> _PROBLEM STATEMENT_
Below are some records. How many of their lines contain the string "xlabel"? Give the number only.

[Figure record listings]
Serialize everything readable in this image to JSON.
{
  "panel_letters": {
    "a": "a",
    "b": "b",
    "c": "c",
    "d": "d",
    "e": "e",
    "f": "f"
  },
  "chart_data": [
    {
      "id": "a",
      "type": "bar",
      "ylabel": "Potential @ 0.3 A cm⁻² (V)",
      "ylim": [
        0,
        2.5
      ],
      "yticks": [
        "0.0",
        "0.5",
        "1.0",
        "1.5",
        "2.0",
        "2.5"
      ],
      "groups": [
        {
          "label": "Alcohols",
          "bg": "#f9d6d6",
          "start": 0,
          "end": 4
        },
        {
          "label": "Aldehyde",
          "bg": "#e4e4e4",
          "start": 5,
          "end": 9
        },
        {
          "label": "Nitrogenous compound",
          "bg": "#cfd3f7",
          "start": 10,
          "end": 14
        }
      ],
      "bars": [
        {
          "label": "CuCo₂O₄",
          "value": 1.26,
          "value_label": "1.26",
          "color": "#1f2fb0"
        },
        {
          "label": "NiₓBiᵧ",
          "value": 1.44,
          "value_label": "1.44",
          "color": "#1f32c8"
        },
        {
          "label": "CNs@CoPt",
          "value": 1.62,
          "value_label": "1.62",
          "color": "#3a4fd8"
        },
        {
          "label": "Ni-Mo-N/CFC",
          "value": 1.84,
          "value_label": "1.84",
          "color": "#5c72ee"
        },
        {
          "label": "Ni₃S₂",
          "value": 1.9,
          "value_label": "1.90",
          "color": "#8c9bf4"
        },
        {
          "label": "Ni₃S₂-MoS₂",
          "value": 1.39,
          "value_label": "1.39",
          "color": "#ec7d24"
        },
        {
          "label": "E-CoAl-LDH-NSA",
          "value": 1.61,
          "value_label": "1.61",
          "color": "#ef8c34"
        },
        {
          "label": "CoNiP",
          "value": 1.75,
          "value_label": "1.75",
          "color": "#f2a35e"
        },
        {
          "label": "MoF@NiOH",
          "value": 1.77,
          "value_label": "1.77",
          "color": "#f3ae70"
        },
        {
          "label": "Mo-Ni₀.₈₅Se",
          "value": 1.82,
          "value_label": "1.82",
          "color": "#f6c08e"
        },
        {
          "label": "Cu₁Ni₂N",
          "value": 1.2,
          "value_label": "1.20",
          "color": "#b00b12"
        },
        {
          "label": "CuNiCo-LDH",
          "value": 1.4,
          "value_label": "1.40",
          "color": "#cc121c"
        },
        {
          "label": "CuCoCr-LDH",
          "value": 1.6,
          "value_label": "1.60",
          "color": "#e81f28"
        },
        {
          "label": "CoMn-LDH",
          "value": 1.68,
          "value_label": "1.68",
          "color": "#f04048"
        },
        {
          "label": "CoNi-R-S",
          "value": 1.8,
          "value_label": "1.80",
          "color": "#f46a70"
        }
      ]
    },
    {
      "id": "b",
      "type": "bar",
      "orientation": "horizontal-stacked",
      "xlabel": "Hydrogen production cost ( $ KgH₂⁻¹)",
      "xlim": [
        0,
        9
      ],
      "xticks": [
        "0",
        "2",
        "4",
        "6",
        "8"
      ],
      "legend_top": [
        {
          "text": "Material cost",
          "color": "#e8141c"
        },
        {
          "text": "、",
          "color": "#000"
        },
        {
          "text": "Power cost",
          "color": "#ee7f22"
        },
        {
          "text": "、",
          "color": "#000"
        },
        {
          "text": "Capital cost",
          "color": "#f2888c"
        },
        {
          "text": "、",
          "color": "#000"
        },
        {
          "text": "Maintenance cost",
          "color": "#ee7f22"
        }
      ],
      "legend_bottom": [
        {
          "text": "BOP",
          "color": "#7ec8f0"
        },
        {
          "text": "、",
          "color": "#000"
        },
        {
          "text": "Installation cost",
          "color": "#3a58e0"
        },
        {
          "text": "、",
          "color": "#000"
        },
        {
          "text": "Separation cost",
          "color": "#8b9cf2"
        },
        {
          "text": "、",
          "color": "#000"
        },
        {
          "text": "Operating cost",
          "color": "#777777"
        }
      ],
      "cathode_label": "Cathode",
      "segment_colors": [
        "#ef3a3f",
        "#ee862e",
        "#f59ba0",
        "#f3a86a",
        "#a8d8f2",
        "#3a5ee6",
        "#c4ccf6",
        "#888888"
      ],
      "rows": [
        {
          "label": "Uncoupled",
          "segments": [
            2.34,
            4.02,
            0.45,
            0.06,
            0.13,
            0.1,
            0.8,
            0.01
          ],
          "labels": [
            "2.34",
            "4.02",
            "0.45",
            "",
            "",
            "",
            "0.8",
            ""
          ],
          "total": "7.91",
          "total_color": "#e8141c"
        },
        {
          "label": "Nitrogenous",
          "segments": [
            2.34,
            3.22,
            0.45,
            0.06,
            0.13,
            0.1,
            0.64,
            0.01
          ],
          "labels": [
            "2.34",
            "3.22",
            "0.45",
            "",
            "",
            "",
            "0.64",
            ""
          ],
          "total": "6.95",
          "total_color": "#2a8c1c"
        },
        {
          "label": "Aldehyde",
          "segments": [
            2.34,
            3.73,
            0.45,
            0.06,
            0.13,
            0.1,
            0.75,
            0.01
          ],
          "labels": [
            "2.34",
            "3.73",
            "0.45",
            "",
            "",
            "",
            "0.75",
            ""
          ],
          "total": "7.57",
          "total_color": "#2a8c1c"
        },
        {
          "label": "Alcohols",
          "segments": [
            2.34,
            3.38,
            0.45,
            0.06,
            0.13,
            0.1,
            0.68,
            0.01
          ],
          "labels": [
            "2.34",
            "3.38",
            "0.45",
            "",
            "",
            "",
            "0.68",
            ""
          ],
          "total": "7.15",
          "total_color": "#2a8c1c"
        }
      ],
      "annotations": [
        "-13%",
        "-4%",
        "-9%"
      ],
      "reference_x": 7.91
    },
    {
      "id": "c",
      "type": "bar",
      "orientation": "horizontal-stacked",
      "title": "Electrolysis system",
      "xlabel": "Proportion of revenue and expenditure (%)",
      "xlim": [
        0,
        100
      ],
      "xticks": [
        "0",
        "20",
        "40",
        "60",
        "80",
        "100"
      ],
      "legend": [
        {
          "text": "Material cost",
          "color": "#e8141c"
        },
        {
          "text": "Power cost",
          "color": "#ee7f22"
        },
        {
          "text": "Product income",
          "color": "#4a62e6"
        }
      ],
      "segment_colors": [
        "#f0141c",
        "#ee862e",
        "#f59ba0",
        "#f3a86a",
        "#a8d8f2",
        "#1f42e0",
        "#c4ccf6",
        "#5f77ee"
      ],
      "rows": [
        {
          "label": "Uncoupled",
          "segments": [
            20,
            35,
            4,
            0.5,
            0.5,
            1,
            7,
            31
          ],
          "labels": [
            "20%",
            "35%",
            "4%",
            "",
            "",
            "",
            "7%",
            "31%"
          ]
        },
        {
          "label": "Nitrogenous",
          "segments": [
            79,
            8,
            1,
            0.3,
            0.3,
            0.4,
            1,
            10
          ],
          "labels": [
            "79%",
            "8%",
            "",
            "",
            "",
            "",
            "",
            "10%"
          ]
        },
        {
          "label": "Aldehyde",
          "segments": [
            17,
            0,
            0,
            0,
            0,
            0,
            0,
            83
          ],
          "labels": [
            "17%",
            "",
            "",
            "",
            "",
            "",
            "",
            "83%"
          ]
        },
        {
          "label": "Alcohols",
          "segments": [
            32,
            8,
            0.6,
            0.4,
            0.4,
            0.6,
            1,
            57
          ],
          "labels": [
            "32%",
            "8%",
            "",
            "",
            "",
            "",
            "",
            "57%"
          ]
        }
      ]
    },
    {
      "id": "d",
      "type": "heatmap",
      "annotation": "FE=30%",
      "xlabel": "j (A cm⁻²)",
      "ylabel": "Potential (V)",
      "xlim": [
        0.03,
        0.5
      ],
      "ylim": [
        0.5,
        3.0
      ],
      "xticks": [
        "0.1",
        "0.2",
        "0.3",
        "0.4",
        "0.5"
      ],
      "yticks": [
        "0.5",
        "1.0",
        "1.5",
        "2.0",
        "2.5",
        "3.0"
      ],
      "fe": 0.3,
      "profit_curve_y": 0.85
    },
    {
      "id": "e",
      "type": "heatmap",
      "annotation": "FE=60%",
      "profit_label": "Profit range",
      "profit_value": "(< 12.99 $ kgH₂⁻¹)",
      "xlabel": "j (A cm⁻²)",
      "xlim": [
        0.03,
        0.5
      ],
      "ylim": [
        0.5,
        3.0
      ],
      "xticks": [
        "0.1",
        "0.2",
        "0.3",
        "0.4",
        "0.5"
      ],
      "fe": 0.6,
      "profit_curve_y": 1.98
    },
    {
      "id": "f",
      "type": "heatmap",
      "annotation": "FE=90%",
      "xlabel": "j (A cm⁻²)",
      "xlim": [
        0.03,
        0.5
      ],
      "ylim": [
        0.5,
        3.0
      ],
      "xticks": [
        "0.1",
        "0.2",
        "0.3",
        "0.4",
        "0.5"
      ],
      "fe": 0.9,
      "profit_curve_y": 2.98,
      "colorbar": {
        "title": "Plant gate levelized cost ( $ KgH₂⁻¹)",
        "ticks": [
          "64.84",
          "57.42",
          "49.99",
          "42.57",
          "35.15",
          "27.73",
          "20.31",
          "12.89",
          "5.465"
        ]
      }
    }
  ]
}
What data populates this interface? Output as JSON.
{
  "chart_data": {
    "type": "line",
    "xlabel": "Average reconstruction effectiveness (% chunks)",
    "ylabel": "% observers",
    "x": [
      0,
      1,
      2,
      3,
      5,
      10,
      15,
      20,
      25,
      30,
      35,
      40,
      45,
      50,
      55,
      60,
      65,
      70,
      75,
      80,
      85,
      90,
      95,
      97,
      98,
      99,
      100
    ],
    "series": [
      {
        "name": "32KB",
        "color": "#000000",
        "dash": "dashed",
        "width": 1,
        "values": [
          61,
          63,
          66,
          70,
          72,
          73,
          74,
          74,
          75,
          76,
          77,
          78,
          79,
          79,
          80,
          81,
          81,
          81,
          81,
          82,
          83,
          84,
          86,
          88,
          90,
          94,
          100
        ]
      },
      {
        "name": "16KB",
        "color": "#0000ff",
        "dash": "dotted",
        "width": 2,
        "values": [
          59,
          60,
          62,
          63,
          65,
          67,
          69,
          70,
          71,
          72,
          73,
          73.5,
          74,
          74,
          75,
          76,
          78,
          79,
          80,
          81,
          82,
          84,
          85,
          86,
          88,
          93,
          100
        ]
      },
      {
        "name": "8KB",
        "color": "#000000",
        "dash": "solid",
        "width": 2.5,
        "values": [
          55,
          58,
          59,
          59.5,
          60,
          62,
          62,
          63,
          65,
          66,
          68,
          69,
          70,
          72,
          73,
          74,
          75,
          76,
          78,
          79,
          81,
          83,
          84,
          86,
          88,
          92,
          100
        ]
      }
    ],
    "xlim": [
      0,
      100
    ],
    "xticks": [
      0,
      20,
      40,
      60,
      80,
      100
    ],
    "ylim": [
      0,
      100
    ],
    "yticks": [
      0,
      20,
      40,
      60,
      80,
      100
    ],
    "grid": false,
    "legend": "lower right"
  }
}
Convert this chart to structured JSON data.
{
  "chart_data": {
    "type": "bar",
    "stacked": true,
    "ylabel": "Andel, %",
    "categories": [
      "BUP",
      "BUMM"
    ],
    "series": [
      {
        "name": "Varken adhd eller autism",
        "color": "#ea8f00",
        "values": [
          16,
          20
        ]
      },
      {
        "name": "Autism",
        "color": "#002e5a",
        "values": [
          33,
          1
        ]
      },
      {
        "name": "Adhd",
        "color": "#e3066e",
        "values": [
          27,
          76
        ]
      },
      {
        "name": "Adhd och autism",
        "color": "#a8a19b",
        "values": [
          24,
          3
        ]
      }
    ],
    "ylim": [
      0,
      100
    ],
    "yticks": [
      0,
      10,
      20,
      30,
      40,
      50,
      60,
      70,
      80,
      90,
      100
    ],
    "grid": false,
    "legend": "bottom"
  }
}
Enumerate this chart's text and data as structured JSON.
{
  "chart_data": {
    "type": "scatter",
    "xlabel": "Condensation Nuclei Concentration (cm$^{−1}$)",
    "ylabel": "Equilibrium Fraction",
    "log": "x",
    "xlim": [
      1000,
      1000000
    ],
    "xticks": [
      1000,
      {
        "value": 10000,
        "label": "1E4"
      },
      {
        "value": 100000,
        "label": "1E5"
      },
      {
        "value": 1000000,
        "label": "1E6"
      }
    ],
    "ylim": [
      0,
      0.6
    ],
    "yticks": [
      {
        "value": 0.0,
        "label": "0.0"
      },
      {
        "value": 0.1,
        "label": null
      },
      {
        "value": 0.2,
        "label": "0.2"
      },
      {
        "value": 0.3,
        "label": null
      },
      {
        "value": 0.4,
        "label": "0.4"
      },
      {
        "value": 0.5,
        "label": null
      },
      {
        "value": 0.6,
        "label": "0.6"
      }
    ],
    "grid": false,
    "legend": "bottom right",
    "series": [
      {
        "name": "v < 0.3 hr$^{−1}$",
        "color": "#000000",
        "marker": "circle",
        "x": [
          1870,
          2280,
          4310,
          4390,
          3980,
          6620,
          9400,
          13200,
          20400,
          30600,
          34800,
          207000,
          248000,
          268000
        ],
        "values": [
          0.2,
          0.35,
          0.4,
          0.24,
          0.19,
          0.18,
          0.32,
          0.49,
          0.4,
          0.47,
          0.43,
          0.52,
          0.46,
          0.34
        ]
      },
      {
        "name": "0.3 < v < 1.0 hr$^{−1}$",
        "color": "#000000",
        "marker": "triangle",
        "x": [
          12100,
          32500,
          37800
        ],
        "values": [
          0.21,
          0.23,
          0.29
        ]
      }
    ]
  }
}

> _COMPLETE ANSWER_
7